= PROBLEM STATEMENT =
Check each line of the listing for the word "immobilisé" and report how many lines contain it, giving nothing but the number.

· · · · · · ·

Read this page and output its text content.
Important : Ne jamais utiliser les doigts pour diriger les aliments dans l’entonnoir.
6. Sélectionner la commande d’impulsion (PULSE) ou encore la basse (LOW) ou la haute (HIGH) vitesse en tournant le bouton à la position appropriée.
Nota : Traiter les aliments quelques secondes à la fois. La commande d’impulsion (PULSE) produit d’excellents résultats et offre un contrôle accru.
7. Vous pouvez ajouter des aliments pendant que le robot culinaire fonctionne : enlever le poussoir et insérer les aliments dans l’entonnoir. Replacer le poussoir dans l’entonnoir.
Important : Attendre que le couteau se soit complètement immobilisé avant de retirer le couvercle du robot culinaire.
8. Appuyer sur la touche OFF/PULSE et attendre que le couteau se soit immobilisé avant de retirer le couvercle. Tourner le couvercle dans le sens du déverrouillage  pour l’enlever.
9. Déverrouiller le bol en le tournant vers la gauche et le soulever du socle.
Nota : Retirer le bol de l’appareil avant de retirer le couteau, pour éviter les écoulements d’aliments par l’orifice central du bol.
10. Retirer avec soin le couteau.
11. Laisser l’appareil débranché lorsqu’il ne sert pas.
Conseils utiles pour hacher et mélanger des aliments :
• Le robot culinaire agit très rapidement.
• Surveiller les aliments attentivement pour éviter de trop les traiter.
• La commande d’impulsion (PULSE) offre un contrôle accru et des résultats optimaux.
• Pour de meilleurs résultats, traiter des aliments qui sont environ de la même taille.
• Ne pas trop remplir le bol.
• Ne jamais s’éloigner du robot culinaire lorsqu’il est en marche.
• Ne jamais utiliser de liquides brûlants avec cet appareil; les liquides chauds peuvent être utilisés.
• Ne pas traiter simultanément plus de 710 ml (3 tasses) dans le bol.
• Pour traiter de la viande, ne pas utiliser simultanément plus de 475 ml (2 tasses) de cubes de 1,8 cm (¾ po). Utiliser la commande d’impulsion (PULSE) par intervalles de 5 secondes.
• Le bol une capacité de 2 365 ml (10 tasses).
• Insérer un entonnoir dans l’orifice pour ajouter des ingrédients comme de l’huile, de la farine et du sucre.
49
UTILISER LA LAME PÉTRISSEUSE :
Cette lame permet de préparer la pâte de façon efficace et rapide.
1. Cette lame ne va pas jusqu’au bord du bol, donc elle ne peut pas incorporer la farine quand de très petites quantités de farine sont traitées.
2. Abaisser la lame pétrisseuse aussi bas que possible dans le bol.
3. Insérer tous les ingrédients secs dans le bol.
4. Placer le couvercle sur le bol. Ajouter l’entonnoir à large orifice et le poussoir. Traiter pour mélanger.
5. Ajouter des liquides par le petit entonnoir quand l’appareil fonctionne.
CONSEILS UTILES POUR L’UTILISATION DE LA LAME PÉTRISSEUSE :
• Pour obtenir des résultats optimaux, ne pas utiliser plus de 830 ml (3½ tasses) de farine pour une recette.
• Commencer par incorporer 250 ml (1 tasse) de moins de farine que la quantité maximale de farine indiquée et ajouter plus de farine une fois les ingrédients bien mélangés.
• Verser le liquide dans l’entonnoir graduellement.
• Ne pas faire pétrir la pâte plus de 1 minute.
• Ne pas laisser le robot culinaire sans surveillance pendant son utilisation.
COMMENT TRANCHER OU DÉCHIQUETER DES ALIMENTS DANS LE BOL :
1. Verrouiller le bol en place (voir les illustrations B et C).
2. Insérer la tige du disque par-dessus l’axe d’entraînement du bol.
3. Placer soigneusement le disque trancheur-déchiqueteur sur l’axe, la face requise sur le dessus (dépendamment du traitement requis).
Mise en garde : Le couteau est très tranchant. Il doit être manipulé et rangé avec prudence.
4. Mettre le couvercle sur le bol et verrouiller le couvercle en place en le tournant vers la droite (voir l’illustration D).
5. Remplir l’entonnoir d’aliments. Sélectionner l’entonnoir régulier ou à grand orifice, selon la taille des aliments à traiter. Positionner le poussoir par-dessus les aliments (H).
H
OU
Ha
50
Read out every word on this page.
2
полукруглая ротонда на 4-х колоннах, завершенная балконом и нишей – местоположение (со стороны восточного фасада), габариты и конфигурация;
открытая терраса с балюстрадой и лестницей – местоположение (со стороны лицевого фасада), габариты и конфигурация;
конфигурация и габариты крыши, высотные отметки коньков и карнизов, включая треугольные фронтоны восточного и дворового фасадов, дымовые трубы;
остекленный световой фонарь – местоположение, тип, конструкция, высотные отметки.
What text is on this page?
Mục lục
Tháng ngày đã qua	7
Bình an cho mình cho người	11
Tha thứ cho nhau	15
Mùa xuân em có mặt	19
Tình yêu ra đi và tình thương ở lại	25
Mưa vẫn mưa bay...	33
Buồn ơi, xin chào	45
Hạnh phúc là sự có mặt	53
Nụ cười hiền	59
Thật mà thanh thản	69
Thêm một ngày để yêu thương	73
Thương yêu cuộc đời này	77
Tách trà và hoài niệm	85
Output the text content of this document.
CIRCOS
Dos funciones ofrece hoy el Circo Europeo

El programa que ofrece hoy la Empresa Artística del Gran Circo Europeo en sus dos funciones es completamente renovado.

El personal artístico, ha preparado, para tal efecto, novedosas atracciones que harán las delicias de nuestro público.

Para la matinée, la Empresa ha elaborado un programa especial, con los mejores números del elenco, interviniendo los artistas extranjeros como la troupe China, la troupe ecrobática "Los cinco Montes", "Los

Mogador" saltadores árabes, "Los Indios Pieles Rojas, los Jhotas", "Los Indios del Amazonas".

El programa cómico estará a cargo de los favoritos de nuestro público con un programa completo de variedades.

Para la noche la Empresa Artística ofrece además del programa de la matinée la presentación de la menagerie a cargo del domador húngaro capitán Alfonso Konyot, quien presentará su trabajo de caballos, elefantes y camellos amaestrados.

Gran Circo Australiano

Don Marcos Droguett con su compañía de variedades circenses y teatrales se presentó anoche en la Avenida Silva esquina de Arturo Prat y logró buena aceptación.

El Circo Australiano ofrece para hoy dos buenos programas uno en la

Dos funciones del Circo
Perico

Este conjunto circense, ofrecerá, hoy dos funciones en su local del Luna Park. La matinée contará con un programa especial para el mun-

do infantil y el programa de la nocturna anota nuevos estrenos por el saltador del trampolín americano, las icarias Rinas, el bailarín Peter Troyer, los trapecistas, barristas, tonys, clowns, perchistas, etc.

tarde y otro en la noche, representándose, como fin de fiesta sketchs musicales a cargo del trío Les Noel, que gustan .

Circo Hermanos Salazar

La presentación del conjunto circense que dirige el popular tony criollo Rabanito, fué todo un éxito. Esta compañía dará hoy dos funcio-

· · · · · · ·

= RESULT OF THE TASK =
2